■ Task to complete
Write out each line exactly as it stands, please.
━━━ Records shown ━━━
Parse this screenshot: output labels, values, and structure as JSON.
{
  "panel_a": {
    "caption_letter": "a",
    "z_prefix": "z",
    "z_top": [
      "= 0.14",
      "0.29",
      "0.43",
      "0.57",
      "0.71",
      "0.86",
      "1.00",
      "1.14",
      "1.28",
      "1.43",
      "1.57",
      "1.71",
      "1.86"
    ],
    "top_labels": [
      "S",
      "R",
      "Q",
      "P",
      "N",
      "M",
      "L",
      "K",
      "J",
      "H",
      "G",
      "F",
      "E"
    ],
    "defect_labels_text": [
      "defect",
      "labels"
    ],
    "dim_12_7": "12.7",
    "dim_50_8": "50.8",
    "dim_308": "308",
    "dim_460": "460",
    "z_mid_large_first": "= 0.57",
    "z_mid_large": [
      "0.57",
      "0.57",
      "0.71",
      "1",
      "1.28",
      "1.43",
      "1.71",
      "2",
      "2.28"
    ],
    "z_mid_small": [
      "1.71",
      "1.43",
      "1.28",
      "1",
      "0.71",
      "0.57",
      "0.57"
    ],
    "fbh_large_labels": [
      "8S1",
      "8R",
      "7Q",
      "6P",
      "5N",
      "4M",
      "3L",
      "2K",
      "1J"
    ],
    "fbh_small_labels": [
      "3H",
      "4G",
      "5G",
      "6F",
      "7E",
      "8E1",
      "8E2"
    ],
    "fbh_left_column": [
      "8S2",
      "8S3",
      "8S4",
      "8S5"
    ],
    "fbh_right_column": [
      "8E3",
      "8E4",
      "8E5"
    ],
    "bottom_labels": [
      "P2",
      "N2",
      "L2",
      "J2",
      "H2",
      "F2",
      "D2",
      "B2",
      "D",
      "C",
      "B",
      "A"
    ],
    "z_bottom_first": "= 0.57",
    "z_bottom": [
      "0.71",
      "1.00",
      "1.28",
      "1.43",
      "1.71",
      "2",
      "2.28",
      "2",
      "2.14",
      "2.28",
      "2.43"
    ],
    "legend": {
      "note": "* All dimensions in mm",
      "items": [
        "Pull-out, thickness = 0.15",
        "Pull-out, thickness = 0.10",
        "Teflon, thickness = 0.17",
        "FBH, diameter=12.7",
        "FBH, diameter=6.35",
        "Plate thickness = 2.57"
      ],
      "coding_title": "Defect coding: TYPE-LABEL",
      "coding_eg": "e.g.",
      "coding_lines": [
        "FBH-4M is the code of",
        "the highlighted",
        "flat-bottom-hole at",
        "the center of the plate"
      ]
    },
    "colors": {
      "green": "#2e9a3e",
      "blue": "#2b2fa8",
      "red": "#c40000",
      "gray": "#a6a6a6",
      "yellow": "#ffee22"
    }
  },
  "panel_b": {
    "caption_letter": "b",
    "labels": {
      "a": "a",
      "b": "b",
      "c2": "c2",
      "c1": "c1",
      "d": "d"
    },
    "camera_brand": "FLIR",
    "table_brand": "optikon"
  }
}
━━━
■ Answer to this problem
Parse this screenshot: output labels, values, and structure as JSON.
{
  "panel_a": {
    "caption_letter": "a",
    "z_prefix": "z",
    "z_top": [
      "= 0.14",
      "0.29",
      "0.43",
      "0.57",
      "0.71",
      "0.86",
      "1.00",
      "1.14",
      "1.28",
      "1.43",
      "1.57",
      "1.71",
      "1.86"
    ],
    "top_labels": [
      "S",
      "R",
      "Q",
      "P",
      "N",
      "M",
      "L",
      "K",
      "J",
      "H",
      "G",
      "F",
      "E"
    ],
    "defect_labels_text": [
      "defect",
      "labels"
    ],
    "dim_12_7": "12.7",
    "dim_50_8": "50.8",
    "dim_308": "308",
    "dim_460": "460",
    "z_mid_large_first": "= 0.57",
    "z_mid_large": [
      "0.57",
      "0.57",
      "0.71",
      "1",
      "1.28",
      "1.43",
      "1.71",
      "2",
      "2.28"
    ],
    "z_mid_small": [
      "1.71",
      "1.43",
      "1.28",
      "1",
      "0.71",
      "0.57",
      "0.57"
    ],
    "fbh_large_labels": [
      "8S1",
      "8R",
      "7Q",
      "6P",
      "5N",
      "4M",
      "3L",
      "2K",
      "1J"
    ],
    "fbh_small_labels": [
      "3H",
      "4G",
      "5G",
      "6F",
      "7E",
      "8E1",
      "8E2"
    ],
    "fbh_left_column": [
      "8S2",
      "8S3",
      "8S4",
      "8S5"
    ],
    "fbh_right_column": [
      "8E3",
      "8E4",
      "8E5"
    ],
    "bottom_labels": [
      "P2",
      "N2",
      "L2",
      "J2",
      "H2",
      "F2",
      "D2",
      "B2",
      "D",
      "C",
      "B",
      "A"
    ],
    "z_bottom_first": "= 0.57",
    "z_bottom": [
      "0.71",
      "1.00",
      "1.28",
      "1.43",
      "1.71",
      "2",
      "2.28",
      "2",
      "2.14",
      "2.28",
      "2.43"
    ],
    "legend": {
      "note": "* All dimensions in mm",
      "items": [
        "Pull-out, thickness = 0.15",
        "Pull-out, thickness = 0.10",
        "Teflon, thickness = 0.17",
        "FBH, diameter=12.7",
        "FBH, diameter=6.35",
        "Plate thickness = 2.57"
      ],
      "coding_title": "Defect coding: TYPE-LABEL",
      "coding_eg": "e.g.",
      "coding_lines": [
        "FBH-4M is the code of",
        "the highlighted",
        "flat-bottom-hole at",
        "the center of the plate"
      ]
    },
    "colors": {
      "green": "#2e9a3e",
      "blue": "#2b2fa8",
      "red": "#c40000",
      "gray": "#a6a6a6",
      "yellow": "#ffee22"
    }
  },
  "panel_b": {
    "caption_letter": "b",
    "labels": {
      "a": "a",
      "b": "b",
      "c2": "c2",
      "c1": "c1",
      "d": "d"
    },
    "camera_brand": "FLIR",
    "table_brand": "optikon"
  }
}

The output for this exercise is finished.